▶ _DATA SECTION_
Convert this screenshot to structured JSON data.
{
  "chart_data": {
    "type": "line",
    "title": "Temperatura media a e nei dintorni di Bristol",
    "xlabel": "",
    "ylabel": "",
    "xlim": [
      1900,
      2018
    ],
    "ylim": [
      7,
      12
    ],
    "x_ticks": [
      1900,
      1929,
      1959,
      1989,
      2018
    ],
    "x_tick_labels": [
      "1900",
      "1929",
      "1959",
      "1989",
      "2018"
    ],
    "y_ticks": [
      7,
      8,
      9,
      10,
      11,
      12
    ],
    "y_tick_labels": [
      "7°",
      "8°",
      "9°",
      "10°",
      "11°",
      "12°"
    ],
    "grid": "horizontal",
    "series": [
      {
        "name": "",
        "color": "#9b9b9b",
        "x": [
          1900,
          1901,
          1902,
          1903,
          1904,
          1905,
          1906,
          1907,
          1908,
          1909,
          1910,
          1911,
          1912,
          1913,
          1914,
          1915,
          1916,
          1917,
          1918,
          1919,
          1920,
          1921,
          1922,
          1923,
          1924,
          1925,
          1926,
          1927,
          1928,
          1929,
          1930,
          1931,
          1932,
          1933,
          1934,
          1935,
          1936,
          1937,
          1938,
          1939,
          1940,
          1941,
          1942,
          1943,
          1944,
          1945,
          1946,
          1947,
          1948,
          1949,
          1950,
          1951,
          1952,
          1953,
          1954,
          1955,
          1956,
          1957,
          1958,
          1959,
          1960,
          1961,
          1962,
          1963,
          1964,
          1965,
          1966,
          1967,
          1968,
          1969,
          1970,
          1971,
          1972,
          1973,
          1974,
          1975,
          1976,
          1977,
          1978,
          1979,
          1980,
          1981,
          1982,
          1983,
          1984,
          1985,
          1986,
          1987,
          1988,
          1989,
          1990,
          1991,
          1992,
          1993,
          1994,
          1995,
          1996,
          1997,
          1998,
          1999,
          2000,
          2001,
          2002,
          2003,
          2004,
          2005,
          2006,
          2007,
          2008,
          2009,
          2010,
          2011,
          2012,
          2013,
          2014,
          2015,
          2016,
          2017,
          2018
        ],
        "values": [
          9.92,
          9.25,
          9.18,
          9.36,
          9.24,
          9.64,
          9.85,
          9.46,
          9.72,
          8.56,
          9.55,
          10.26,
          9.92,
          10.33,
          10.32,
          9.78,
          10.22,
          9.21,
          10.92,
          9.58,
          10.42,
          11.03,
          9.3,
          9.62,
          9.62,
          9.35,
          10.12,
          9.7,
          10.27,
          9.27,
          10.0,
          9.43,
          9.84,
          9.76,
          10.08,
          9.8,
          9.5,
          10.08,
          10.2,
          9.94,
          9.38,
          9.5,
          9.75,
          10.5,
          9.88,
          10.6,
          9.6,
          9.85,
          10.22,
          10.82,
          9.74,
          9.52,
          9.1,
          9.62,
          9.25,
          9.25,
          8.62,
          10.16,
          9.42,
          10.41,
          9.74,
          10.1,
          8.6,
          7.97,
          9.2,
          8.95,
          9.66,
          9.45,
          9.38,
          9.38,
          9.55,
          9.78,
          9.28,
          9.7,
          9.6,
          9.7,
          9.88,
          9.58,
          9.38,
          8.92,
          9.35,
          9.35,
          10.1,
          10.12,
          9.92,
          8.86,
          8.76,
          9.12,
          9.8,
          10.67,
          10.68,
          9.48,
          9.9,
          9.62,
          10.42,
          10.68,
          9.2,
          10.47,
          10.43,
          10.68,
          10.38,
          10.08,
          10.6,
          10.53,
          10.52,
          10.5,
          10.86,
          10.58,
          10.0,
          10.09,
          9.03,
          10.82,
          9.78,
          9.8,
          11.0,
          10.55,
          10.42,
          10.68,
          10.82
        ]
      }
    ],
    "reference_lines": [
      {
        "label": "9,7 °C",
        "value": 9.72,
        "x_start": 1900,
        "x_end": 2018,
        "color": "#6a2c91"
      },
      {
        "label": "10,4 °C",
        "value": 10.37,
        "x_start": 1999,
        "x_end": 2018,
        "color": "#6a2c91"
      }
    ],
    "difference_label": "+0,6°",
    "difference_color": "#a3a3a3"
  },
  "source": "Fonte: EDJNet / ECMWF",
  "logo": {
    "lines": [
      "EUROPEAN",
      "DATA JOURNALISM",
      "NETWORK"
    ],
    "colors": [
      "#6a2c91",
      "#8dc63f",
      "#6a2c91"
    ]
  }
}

▶ _WHAT THE TASK ASKS_
Repeat every record, exactly as written.

▶ _SOLUTION BELOW_
Convert this screenshot to structured JSON data.
{
  "chart_data": {
    "type": "line",
    "title": "Temperatura media a e nei dintorni di Bristol",
    "xlabel": "",
    "ylabel": "",
    "xlim": [
      1900,
      2018
    ],
    "ylim": [
      7,
      12
    ],
    "x_ticks": [
      1900,
      1929,
      1959,
      1989,
      2018
    ],
    "x_tick_labels": [
      "1900",
      "1929",
      "1959",
      "1989",
      "2018"
    ],
    "y_ticks": [
      7,
      8,
      9,
      10,
      11,
      12
    ],
    "y_tick_labels": [
      "7°",
      "8°",
      "9°",
      "10°",
      "11°",
      "12°"
    ],
    "grid": "horizontal",
    "series": [
      {
        "name": "",
        "color": "#9b9b9b",
        "x": [
          1900,
          1901,
          1902,
          1903,
          1904,
          1905,
          1906,
          1907,
          1908,
          1909,
          1910,
          1911,
          1912,
          1913,
          1914,
          1915,
          1916,
          1917,
          1918,
          1919,
          1920,
          1921,
          1922,
          1923,
          1924,
          1925,
          1926,
          1927,
          1928,
          1929,
          1930,
          1931,
          1932,
          1933,
          1934,
          1935,
          1936,
          1937,
          1938,
          1939,
          1940,
          1941,
          1942,
          1943,
          1944,
          1945,
          1946,
          1947,
          1948,
          1949,
          1950,
          1951,
          1952,
          1953,
          1954,
          1955,
          1956,
          1957,
          1958,
          1959,
          1960,
          1961,
          1962,
          1963,
          1964,
          1965,
          1966,
          1967,
          1968,
          1969,
          1970,
          1971,
          1972,
          1973,
          1974,
          1975,
          1976,
          1977,
          1978,
          1979,
          1980,
          1981,
          1982,
          1983,
          1984,
          1985,
          1986,
          1987,
          1988,
          1989,
          1990,
          1991,
          1992,
          1993,
          1994,
          1995,
          1996,
          1997,
          1998,
          1999,
          2000,
          2001,
          2002,
          2003,
          2004,
          2005,
          2006,
          2007,
          2008,
          2009,
          2010,
          2011,
          2012,
          2013,
          2014,
          2015,
          2016,
          2017,
          2018
        ],
        "values": [
          9.92,
          9.25,
          9.18,
          9.36,
          9.24,
          9.64,
          9.85,
          9.46,
          9.72,
          8.56,
          9.55,
          10.26,
          9.92,
          10.33,
          10.32,
          9.78,
          10.22,
          9.21,
          10.92,
          9.58,
          10.42,
          11.03,
          9.3,
          9.62,
          9.62,
          9.35,
          10.12,
          9.7,
          10.27,
          9.27,
          10.0,
          9.43,
          9.84,
          9.76,
          10.08,
          9.8,
          9.5,
          10.08,
          10.2,
          9.94,
          9.38,
          9.5,
          9.75,
          10.5,
          9.88,
          10.6,
          9.6,
          9.85,
          10.22,
          10.82,
          9.74,
          9.52,
          9.1,
          9.62,
          9.25,
          9.25,
          8.62,
          10.16,
          9.42,
          10.41,
          9.74,
          10.1,
          8.6,
          7.97,
          9.2,
          8.95,
          9.66,
          9.45,
          9.38,
          9.38,
          9.55,
          9.78,
          9.28,
          9.7,
          9.6,
          9.7,
          9.88,
          9.58,
          9.38,
          8.92,
          9.35,
          9.35,
          10.1,
          10.12,
          9.92,
          8.86,
          8.76,
          9.12,
          9.8,
          10.67,
          10.68,
          9.48,
          9.9,
          9.62,
          10.42,
          10.68,
          9.2,
          10.47,
          10.43,
          10.68,
          10.38,
          10.08,
          10.6,
          10.53,
          10.52,
          10.5,
          10.86,
          10.58,
          10.0,
          10.09,
          9.03,
          10.82,
          9.78,
          9.8,
          11.0,
          10.55,
          10.42,
          10.68,
          10.82
        ]
      }
    ],
    "reference_lines": [
      {
        "label": "9,7 °C",
        "value": 9.72,
        "x_start": 1900,
        "x_end": 2018,
        "color": "#6a2c91"
      },
      {
        "label": "10,4 °C",
        "value": 10.37,
        "x_start": 1999,
        "x_end": 2018,
        "color": "#6a2c91"
      }
    ],
    "difference_label": "+0,6°",
    "difference_color": "#a3a3a3"
  },
  "source": "Fonte: EDJNet / ECMWF",
  "logo": {
    "lines": [
      "EUROPEAN",
      "DATA JOURNALISM",
      "NETWORK"
    ],
    "colors": [
      "#6a2c91",
      "#8dc63f",
      "#6a2c91"
    ]
  }
}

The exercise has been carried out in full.